Task requirements
Please output each of the entries below verbatim, changing no character.

======

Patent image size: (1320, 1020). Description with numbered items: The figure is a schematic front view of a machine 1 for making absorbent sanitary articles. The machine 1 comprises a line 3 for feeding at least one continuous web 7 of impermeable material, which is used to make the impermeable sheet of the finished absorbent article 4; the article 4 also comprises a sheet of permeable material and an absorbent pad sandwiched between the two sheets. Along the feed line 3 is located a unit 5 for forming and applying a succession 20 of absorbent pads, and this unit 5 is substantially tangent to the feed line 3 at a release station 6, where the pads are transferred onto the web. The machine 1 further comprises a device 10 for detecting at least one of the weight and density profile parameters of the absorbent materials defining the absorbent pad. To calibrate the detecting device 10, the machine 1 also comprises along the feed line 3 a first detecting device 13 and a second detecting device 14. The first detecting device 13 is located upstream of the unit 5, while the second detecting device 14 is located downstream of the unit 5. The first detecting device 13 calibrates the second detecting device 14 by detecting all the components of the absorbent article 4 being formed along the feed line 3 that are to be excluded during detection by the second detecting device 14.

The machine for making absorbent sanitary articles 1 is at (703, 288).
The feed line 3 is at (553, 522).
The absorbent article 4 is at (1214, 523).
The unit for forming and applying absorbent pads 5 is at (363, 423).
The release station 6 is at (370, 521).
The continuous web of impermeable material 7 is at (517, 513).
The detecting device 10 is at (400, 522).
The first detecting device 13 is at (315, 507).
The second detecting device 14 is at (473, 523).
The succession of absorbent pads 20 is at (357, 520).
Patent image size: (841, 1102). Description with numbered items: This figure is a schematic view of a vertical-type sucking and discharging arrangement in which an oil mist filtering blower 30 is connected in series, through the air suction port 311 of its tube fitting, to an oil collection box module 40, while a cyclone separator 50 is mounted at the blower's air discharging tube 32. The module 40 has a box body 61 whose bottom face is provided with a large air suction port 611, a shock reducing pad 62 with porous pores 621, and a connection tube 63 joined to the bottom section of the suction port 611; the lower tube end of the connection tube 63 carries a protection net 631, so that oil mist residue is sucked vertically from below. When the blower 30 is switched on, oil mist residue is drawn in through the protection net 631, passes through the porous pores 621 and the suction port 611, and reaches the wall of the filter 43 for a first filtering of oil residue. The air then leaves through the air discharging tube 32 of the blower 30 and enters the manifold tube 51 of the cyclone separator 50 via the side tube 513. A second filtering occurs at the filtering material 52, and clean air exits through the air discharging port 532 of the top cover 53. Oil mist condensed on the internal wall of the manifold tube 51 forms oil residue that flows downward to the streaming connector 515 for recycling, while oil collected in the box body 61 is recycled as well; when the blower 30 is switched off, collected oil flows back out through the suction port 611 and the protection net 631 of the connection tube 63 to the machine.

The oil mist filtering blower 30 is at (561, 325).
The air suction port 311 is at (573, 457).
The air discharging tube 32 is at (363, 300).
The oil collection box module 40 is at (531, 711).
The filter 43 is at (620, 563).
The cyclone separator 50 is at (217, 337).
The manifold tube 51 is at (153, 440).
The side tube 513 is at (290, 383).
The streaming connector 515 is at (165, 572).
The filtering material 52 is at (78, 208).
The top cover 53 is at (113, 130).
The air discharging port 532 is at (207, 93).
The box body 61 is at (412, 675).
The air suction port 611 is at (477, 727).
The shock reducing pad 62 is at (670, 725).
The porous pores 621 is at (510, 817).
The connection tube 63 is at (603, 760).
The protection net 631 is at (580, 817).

======

Expected output
Patent image size: (1320, 1020). Description with numbered items: The figure is a schematic front view of a machine 1 for making absorbent sanitary articles. The machine 1 comprises a line 3 for feeding at least one continuous web 7 of impermeable material, which is used to make the impermeable sheet of the finished absorbent article 4; the article 4 also comprises a sheet of permeable material and an absorbent pad sandwiched between the two sheets. Along the feed line 3 is located a unit 5 for forming and applying a succession 20 of absorbent pads, and this unit 5 is substantially tangent to the feed line 3 at a release station 6, where the pads are transferred onto the web. The machine 1 further comprises a device 10 for detecting at least one of the weight and density profile parameters of the absorbent materials defining the absorbent pad. To calibrate the detecting device 10, the machine 1 also comprises along the feed line 3 a first detecting device 13 and a second detecting device 14. The first detecting device 13 is located upstream of the unit 5, while the second detecting device 14 is located downstream of the unit 5. The first detecting device 13 calibrates the second detecting device 14 by detecting all the components of the absorbent article 4 being formed along the feed line 3 that are to be excluded during detection by the second detecting device 14.

The machine for making absorbent sanitary articles 1 is at (703, 288).
The feed line 3 is at (553, 522).
The absorbent article 4 is at (1214, 523).
The unit for forming and applying absorbent pads 5 is at (363, 423).
The release station 6 is at (370, 521).
The continuous web of impermeable material 7 is at (517, 513).
The detecting device 10 is at (400, 522).
The first detecting device 13 is at (315, 507).
The second detecting device 14 is at (473, 523).
The succession of absorbent pads 20 is at (357, 520).
Patent image size: (841, 1102). Description with numbered items: This figure is a schematic view of a vertical-type sucking and discharging arrangement in which an oil mist filtering blower 30 is connected in series, through the air suction port 311 of its tube fitting, to an oil collection box module 40, while a cyclone separator 50 is mounted at the blower's air discharging tube 32. The module 40 has a box body 61 whose bottom face is provided with a large air suction port 611, a shock reducing pad 62 with porous pores 621, and a connection tube 63 joined to the bottom section of the suction port 611; the lower tube end of the connection tube 63 carries a protection net 631, so that oil mist residue is sucked vertically from below. When the blower 30 is switched on, oil mist residue is drawn in through the protection net 631, passes through the porous pores 621 and the suction port 611, and reaches the wall of the filter 43 for a first filtering of oil residue. The air then leaves through the air discharging tube 32 of the blower 30 and enters the manifold tube 51 of the cyclone separator 50 via the side tube 513. A second filtering occurs at the filtering material 52, and clean air exits through the air discharging port 532 of the top cover 53. Oil mist condensed on the internal wall of the manifold tube 51 forms oil residue that flows downward to the streaming connector 515 for recycling, while oil collected in the box body 61 is recycled as well; when the blower 30 is switched off, collected oil flows back out through the suction port 611 and the protection net 631 of the connection tube 63 to the machine.

The oil mist filtering blower 30 is at (561, 325).
The air suction port 311 is at (573, 457).
The air discharging tube 32 is at (363, 300).
The oil collection box module 40 is at (531, 711).
The filter 43 is at (620, 563).
The cyclone separator 50 is at (217, 337).
The manifold tube 51 is at (153, 440).
The side tube 513 is at (290, 383).
The streaming connector 515 is at (165, 572).
The filtering material 52 is at (78, 208).
The top cover 53 is at (113, 130).
The air discharging port 532 is at (207, 93).
The box body 61 is at (412, 675).
The air suction port 611 is at (477, 727).
The shock reducing pad 62 is at (670, 725).
The porous pores 621 is at (510, 817).
The connection tube 63 is at (603, 760).
The protection net 631 is at (580, 817).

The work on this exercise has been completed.